## GIVEN PROBLEM
Reproduce the listing word for word. Skip any image.

## SUPPLIED MATERIAL
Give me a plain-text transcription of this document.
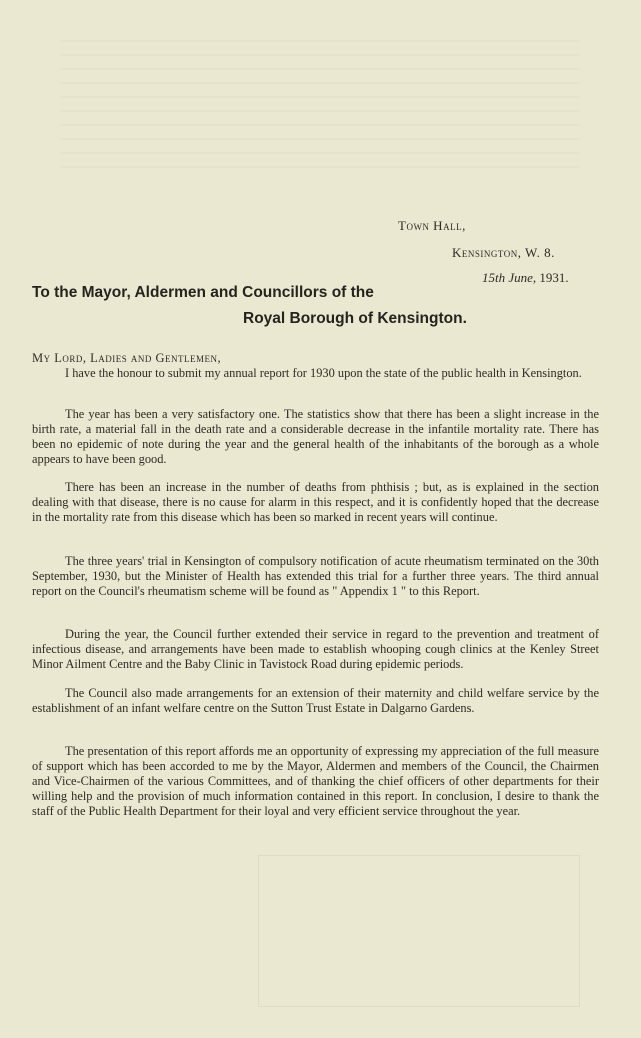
Town Hall,
Kensington, W. 8.
15th June, 1931.
To the Mayor, Aldermen and Councillors of the
Royal Borough of Kensington.
My Lord, Ladies and Gentlemen,

I have the honour to submit my annual report for 1930 upon the state of the public health in Kensington.

The year has been a very satisfactory one. The statistics show that there has been a slight increase in the birth rate, a material fall in the death rate and a considerable decrease in the infantile mortality rate. There has been no epidemic of note during the year and the general health of the inhabitants of the borough as a whole appears to have been good.

There has been an increase in the number of deaths from phthisis ; but, as is explained in the section dealing with that disease, there is no cause for alarm in this respect, and it is confidently hoped that the decrease in the mortality rate from this disease which has been so marked in recent years will continue.

The three years' trial in Kensington of compulsory notification of acute rheumatism terminated on the 30th September, 1930, but the Minister of Health has extended this trial for a further three years. The third annual report on the Council's rheumatism scheme will be found as " Appendix 1 " to this Report.

During the year, the Council further extended their service in regard to the prevention and treatment of infectious disease, and arrangements have been made to establish whooping cough clinics at the Kenley Street Minor Ailment Centre and the Baby Clinic in Tavistock Road during epidemic periods.

The Council also made arrangements for an extension of their maternity and child welfare service by the establishment of an infant welfare centre on the Sutton Trust Estate in Dalgarno Gardens.

The presentation of this report affords me an opportunity of expressing my appreciation of the full measure of support which has been accorded to me by the Mayor, Aldermen and members of the Council, the Chairmen and Vice-Chairmen of the various Committees, and of thanking the chief officers of other departments for their willing help and the provision of much information contained in this report. In conclusion, I desire to thank the staff of the Public Health Department for their loyal and very efficient service throughout the year.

## THE REPLY
Give me a plain-text transcription of this document.
Town Hall,
Kensington, W. 8.
15th June, 1931.
To the Mayor, Aldermen and Councillors of the
Royal Borough of Kensington.
My Lord, Ladies and Gentlemen,

I have the honour to submit my annual report for 1930 upon the state of the public health in Kensington.

The year has been a very satisfactory one. The statistics show that there has been a slight increase in the birth rate, a material fall in the death rate and a considerable decrease in the infantile mortality rate. There has been no epidemic of note during the year and the general health of the inhabitants of the borough as a whole appears to have been good.

There has been an increase in the number of deaths from phthisis ; but, as is explained in the section dealing with that disease, there is no cause for alarm in this respect, and it is confidently hoped that the decrease in the mortality rate from this disease which has been so marked in recent years will continue.

The three years' trial in Kensington of compulsory notification of acute rheumatism terminated on the 30th September, 1930, but the Minister of Health has extended this trial for a further three years. The third annual report on the Council's rheumatism scheme will be found as " Appendix 1 " to this Report.

During the year, the Council further extended their service in regard to the prevention and treatment of infectious disease, and arrangements have been made to establish whooping cough clinics at the Kenley Street Minor Ailment Centre and the Baby Clinic in Tavistock Road during epidemic periods.

The Council also made arrangements for an extension of their maternity and child welfare service by the establishment of an infant welfare centre on the Sutton Trust Estate in Dalgarno Gardens.

The presentation of this report affords me an opportunity of expressing my appreciation of the full measure of support which has been accorded to me by the Mayor, Aldermen and members of the Council, the Chairmen and Vice-Chairmen of the various Committees, and of thanking the chief officers of other departments for their willing help and the provision of much information contained in this report. In conclusion, I desire to thank the staff of the Public Health Department for their loyal and very efficient service throughout the year.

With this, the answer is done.